* _What is expected_: Copy out each line of the listing that has the word "label" in it.

# # # # # # #

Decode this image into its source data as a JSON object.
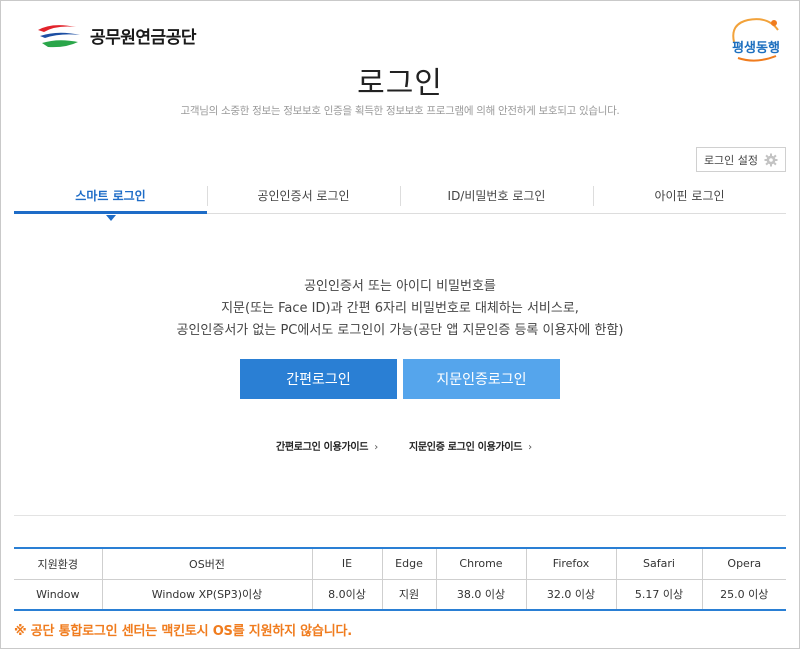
{
  "header": {
    "org_name": "공무원연금공단",
    "badge_text": "평생동행"
  },
  "page": {
    "title": "로그인",
    "description": "고객님의 소중한 정보는 정보보호 인증을 획득한 정보보호 프로그램에 의해 안전하게 보호되고 있습니다."
  },
  "login_settings": {
    "label": "로그인 설정",
    "icon": "gear-icon"
  },
  "tabs": [
    {
      "label": "스마트 로그인",
      "active": true
    },
    {
      "label": "공인인증서 로그인",
      "active": false
    },
    {
      "label": "ID/비밀번호 로그인",
      "active": false
    },
    {
      "label": "아이핀 로그인",
      "active": false
    }
  ],
  "intro": {
    "line1": "공인인증서 또는 아이디 비밀번호를",
    "line2": "지문(또는 Face ID)과 간편 6자리 비밀번호로 대체하는 서비스로,",
    "line3": "공인인증서가 없는 PC에서도 로그인이 가능(공단 앱 지문인증 등록 이용자에 한함)"
  },
  "buttons": {
    "easy_login": "간편로그인",
    "finger_login": "지문인증로그인"
  },
  "guides": {
    "easy_guide": "간편로그인 이용가이드",
    "finger_guide": "지문인증 로그인 이용가이드",
    "chevron": "›"
  },
  "env_table": {
    "headers": [
      "지원환경",
      "OS버전",
      "IE",
      "Edge",
      "Chrome",
      "Firefox",
      "Safari",
      "Opera"
    ],
    "row": [
      "Window",
      "Window XP(SP3)이상",
      "8.0이상",
      "지원",
      "38.0 이상",
      "32.0 이상",
      "5.17 이상",
      "25.0 이상"
    ]
  },
  "notice": "※ 공단 통합로그인 센터는 맥킨토시 OS를 지원하지 않습니다.",
  "colors": {
    "accent": "#1e6cc7",
    "button_primary": "#2a7fd4",
    "button_secondary": "#55a5ec",
    "notice": "#f07c1e"
  }
}
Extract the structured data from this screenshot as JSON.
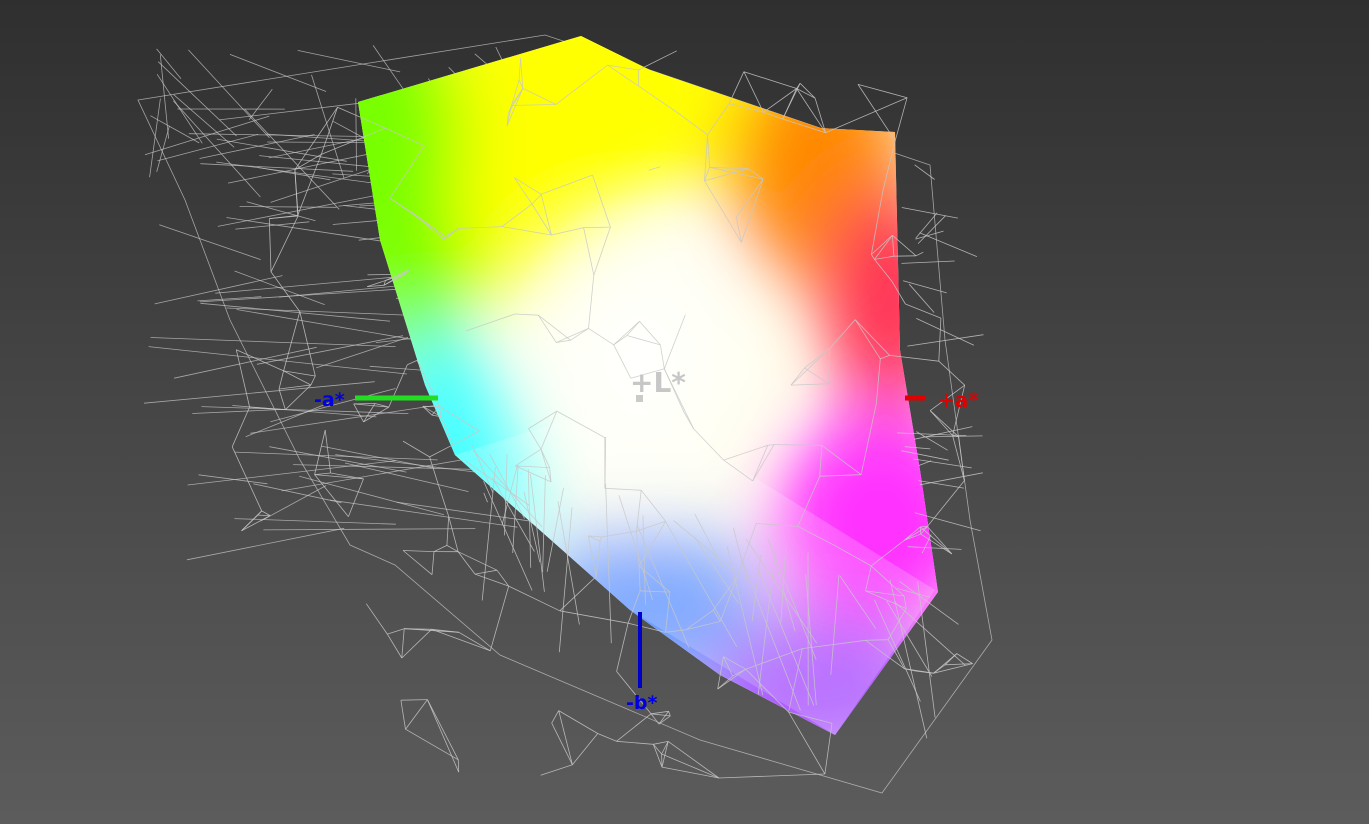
{
  "viewer": {
    "background_top": "#2f2f2f",
    "background_bottom": "#5c5c5c",
    "wireframe_color": "#c8c8c8"
  },
  "axes": {
    "l_plus": {
      "label": "+L*",
      "color": "#bdbdbd"
    },
    "a_plus": {
      "label": "+a*",
      "color": "#e00000"
    },
    "a_minus": {
      "label": "-a*",
      "color": "#0000e0"
    },
    "b_minus": {
      "label": "-b*",
      "color": "#0000e0"
    },
    "a_minus_line_color": "#22dd22",
    "a_plus_line_color": "#e00000",
    "b_minus_line_color": "#0000cc"
  },
  "gamut": {
    "colors": {
      "yellow": "#ffff00",
      "green": "#77ff00",
      "cyan": "#44ffff",
      "blue": "#6699ff",
      "violet": "#aa55ff",
      "magenta": "#ff33ff",
      "red": "#ff3355",
      "orange": "#ff8800",
      "white": "#ffffee"
    }
  }
}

# # # # # # #

* _Exercise answer_:
    "label": "로그인 설정",
      "label": "스마트 로그인",
      "label": "공인인증서 로그인",
      "label": "ID/비밀번호 로그인",
      "label": "아이핀 로그인",
      "label": "+L*",
      "label": "+a*",
      "label": "-a*",
      "label": "-b*",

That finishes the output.